Collected data entries
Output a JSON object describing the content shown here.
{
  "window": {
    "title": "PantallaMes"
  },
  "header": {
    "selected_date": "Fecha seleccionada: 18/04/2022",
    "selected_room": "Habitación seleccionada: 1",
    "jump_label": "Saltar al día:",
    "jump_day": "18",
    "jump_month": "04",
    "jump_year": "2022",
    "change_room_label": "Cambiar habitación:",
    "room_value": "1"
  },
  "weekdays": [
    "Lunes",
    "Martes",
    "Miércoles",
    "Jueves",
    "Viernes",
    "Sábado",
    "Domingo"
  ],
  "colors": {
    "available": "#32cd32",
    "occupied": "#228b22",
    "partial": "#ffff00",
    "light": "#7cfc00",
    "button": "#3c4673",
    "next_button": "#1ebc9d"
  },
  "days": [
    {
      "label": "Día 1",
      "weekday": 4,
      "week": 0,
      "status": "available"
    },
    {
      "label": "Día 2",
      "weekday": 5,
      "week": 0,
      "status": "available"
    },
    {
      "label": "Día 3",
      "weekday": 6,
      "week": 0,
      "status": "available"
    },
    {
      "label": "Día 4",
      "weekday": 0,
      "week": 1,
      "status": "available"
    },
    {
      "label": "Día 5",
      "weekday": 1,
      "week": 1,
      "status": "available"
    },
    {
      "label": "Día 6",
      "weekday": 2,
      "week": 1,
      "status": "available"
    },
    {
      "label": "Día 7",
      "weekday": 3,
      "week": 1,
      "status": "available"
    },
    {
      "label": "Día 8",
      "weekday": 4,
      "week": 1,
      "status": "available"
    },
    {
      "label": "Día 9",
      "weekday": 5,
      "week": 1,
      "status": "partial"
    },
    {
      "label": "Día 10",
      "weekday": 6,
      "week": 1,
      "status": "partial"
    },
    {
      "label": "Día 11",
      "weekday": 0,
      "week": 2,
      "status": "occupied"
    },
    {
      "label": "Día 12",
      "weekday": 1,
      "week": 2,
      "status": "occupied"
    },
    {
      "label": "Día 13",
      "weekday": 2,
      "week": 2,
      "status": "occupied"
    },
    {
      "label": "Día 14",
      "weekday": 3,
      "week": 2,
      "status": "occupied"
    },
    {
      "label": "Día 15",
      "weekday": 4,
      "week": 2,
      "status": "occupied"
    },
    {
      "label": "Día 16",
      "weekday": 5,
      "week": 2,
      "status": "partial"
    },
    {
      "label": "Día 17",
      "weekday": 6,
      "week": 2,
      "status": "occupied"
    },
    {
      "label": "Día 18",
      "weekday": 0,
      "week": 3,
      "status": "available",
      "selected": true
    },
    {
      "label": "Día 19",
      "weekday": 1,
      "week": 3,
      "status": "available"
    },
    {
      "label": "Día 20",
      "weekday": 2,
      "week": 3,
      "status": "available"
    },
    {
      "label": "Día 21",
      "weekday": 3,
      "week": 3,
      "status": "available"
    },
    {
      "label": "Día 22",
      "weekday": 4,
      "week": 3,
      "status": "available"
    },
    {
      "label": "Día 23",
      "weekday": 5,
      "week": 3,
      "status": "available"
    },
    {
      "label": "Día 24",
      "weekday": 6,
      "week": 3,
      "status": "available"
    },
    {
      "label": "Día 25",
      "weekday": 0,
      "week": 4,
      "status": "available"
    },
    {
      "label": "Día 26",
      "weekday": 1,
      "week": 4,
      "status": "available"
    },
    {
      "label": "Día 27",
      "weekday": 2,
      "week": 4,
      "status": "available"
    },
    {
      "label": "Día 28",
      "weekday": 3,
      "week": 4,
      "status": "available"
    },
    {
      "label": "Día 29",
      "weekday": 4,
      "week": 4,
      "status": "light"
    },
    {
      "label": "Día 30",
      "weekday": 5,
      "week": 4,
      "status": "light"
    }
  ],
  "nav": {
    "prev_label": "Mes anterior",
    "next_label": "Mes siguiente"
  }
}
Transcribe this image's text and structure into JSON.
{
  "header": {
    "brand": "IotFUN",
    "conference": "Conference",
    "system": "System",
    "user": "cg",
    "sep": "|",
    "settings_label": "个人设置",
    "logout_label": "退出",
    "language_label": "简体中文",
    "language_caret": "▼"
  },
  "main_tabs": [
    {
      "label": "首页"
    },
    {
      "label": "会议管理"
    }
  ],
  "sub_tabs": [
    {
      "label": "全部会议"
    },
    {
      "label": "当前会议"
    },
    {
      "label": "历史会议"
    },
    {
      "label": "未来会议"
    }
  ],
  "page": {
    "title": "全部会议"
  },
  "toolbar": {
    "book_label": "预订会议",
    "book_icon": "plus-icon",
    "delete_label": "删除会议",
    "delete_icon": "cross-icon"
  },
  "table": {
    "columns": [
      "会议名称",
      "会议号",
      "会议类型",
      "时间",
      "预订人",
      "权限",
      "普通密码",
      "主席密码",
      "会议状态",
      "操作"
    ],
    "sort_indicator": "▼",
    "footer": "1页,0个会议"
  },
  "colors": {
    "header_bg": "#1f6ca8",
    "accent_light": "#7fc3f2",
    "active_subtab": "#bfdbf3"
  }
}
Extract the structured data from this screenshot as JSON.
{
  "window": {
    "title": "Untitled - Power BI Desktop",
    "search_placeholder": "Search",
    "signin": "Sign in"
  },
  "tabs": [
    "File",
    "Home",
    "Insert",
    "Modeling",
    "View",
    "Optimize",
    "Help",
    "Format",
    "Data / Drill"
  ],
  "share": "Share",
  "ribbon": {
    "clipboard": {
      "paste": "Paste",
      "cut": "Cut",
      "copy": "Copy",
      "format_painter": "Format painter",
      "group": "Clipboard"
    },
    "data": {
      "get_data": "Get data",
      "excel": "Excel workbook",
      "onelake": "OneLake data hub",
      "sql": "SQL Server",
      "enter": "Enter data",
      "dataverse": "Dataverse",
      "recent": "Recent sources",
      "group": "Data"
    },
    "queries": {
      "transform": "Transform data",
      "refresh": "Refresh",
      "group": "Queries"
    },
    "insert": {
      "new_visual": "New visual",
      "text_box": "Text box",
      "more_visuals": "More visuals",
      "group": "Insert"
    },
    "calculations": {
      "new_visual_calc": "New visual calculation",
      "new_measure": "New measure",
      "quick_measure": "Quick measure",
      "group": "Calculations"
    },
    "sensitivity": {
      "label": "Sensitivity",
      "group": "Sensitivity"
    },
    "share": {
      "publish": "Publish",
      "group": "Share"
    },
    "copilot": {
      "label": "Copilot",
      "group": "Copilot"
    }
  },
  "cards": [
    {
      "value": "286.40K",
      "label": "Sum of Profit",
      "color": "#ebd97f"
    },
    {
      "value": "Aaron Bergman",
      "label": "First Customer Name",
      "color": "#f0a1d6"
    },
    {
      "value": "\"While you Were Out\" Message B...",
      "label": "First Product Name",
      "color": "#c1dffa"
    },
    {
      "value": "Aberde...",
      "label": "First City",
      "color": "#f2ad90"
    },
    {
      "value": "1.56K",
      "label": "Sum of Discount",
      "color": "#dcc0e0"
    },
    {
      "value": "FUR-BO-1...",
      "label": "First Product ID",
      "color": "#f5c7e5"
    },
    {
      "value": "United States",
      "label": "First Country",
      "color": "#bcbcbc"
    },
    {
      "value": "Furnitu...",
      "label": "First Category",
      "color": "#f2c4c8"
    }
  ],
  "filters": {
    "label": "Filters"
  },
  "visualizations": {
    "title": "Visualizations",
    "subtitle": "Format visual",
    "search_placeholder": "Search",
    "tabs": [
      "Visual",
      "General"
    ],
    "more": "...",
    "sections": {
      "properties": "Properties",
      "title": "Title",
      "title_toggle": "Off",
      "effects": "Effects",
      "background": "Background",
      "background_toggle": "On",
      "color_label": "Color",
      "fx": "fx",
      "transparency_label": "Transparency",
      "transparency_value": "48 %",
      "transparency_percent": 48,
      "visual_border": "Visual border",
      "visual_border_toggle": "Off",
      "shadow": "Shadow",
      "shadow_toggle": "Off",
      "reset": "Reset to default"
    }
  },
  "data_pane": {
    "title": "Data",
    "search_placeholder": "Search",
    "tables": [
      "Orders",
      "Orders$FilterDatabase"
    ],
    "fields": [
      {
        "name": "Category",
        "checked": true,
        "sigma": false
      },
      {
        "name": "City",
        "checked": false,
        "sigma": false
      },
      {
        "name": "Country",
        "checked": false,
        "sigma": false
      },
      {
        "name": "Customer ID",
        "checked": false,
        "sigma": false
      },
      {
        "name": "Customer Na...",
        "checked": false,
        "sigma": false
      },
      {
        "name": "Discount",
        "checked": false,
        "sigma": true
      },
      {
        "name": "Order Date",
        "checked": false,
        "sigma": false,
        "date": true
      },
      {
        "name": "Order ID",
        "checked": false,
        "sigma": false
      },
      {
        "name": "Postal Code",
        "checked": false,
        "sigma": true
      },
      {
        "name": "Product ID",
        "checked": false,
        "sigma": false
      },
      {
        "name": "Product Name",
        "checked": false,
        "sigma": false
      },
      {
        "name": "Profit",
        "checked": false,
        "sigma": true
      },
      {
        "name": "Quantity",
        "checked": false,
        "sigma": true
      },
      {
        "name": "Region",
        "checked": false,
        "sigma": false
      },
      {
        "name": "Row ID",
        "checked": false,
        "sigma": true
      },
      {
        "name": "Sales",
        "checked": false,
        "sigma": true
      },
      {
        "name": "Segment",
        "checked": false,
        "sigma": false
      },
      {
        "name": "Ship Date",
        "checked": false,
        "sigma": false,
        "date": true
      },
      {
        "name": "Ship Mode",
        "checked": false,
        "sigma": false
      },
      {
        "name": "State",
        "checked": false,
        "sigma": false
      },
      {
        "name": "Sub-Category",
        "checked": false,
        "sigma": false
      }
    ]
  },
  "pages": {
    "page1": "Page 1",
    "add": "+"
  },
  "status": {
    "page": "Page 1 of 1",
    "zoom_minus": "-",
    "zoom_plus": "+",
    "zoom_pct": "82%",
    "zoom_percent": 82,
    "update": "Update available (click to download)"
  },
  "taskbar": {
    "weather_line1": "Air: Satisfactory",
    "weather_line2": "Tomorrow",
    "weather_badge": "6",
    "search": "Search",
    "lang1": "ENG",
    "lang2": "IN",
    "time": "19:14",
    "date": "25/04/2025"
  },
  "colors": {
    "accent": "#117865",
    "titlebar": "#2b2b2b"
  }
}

> **PROBLEM STATEMENT**
Each line above that holds the string "Product" should be copied and shown.

> **CORRECT RESULT**
      "label": "First Product Name",
      "label": "First Product ID",
        "name": "Product ID",
        "name": "Product Name",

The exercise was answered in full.